◆ **READING TEXT**
----------

The repeater 10 may be controlled by an operator on the rig floor. The sensor 12 may detect a control signal from the surface to turn the repeater 10 on, turn the repeater 10 off, change the strength of the return signal or otherwise control the repeater 10. For instance, the operator may send a control signal down the tubing to the sensor 12. The operator may also or alternatively send a control signal down the annulus to the sensor 12. Among other alternatives, the control signal may be an acoustic signal, a pressure signal (a pulse or series of sustained pressure holds), a series of tension and compression read by stain gauges in the mandrel, up and down motion read by accelerometers, or a dropped ball from surface with an RFID tag or magnet.

The simplest operation of the repeater 10 of FIG. 1 involves receipt of a sound or other signal that is treated as a single event or pulse and actuation once of the piston 14 to drive the counterweight 16 against the stop 22.

Rather than a single large counterweight 16, multiple weights in tracks can be used to create a distinctive pattern of signals that may be more easily recognized at the surface because of the pattern. FIG. 2 depicts such an embodiment in schematized form.

Such multi-track repeater 40 uses a sensor or sensors 42 coupled to power and control circuitry 44 that triggers pistons 46 that strike or drive counterweights 48 that travel in tracks 50 to strike a stop 52 or multiple stops (not shown).

----------

(Page element annotations)

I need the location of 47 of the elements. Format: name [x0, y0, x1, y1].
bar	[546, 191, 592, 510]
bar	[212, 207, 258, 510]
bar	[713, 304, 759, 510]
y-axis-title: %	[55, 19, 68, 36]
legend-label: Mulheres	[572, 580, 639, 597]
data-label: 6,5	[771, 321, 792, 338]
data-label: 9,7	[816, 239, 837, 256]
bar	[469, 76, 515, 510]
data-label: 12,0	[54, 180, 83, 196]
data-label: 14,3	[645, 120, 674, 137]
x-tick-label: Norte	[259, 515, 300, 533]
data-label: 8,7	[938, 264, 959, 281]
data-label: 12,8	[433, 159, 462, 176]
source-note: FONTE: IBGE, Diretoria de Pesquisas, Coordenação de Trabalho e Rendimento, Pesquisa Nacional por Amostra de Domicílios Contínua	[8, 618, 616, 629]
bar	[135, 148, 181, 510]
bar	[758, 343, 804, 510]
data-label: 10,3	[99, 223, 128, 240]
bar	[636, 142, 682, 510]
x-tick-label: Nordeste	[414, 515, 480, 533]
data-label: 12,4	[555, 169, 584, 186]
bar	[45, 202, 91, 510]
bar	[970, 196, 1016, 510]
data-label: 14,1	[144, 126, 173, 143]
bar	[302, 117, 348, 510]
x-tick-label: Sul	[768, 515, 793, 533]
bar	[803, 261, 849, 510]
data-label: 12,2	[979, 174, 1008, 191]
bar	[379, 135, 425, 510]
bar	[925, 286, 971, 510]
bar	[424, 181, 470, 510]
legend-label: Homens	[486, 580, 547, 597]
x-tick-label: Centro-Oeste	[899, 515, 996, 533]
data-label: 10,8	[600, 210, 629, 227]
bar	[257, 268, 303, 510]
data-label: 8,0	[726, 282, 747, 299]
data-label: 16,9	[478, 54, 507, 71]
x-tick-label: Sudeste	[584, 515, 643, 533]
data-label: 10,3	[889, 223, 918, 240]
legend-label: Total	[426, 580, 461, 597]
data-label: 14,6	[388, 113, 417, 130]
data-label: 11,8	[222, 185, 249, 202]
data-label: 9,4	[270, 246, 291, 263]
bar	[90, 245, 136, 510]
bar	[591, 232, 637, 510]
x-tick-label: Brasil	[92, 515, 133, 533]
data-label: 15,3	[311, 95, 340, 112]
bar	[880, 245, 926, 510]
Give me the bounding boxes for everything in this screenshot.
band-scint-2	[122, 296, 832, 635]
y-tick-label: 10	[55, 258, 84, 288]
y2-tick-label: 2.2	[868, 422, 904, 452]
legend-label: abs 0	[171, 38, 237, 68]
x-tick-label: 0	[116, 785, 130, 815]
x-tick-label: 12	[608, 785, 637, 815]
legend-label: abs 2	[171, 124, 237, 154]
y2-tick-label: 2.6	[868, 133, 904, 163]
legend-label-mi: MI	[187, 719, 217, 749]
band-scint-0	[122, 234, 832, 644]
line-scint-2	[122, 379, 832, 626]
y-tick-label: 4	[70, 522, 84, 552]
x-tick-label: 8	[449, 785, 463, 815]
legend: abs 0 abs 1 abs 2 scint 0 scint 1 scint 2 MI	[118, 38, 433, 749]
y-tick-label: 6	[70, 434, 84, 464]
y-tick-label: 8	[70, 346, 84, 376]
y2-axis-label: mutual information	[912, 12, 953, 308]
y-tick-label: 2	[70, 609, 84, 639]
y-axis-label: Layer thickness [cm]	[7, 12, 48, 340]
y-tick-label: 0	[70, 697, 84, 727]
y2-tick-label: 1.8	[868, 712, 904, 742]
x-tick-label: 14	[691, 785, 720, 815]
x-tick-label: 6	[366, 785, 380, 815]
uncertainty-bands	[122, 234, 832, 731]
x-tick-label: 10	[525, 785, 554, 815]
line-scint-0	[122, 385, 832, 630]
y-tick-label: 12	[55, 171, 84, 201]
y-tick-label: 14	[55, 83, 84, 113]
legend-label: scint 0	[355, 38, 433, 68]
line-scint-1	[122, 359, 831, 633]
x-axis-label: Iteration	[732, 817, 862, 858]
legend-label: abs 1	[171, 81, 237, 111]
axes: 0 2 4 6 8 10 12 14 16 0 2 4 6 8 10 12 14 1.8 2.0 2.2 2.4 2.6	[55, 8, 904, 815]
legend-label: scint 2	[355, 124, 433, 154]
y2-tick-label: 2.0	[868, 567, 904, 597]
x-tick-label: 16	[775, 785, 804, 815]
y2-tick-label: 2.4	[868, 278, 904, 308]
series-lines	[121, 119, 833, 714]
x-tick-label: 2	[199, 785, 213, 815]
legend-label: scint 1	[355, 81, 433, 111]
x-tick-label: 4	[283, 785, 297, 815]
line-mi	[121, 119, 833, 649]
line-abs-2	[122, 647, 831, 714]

----------

◆ **GOALS**
- A) According to the repeater text, why might multiple weights in tracks be used instead of a single large counterweight?
- B) Continue the repeater text from the point where it ends.

◆ **ANSWERS TO THE TASKS**
- A) They can create a distinctive pattern of signals that may be more easily recognized at the surface.

- B)
In this embodiment 40, a downhole sound or other event or condition detected by sensor 42 is received by the powered control circuit 44 that actuates multiple pistons 46 to drive counterweights 48 in tracks 50 simultaneously or in a pattern. Such a pattern may be, for example, two strikes closely spaced in time followed by a third strike after a time interval greater than the interval between the first two impacts. Numerous other “firing patterns” of pistons 44 driving counterweights 48 can be used, for instance, (1) in order to communicate more about the received sound (or other detected event or condition) than just its receipt, or (2) in order to send a signal uphole that can be more easily differentiated from “noise.”

The signal transmitted to the surface or other area above the rig floor (not shown in FIGS. 1 and 2) may be heard by workers or may be received on existing equipment such by causing a “bobble” on a weight indicator 28 (FIG. 1). Alternatively, such a signal may be received by a dedicated receiver, an exemplary one of which is depicted in FIGS. 3 and 4.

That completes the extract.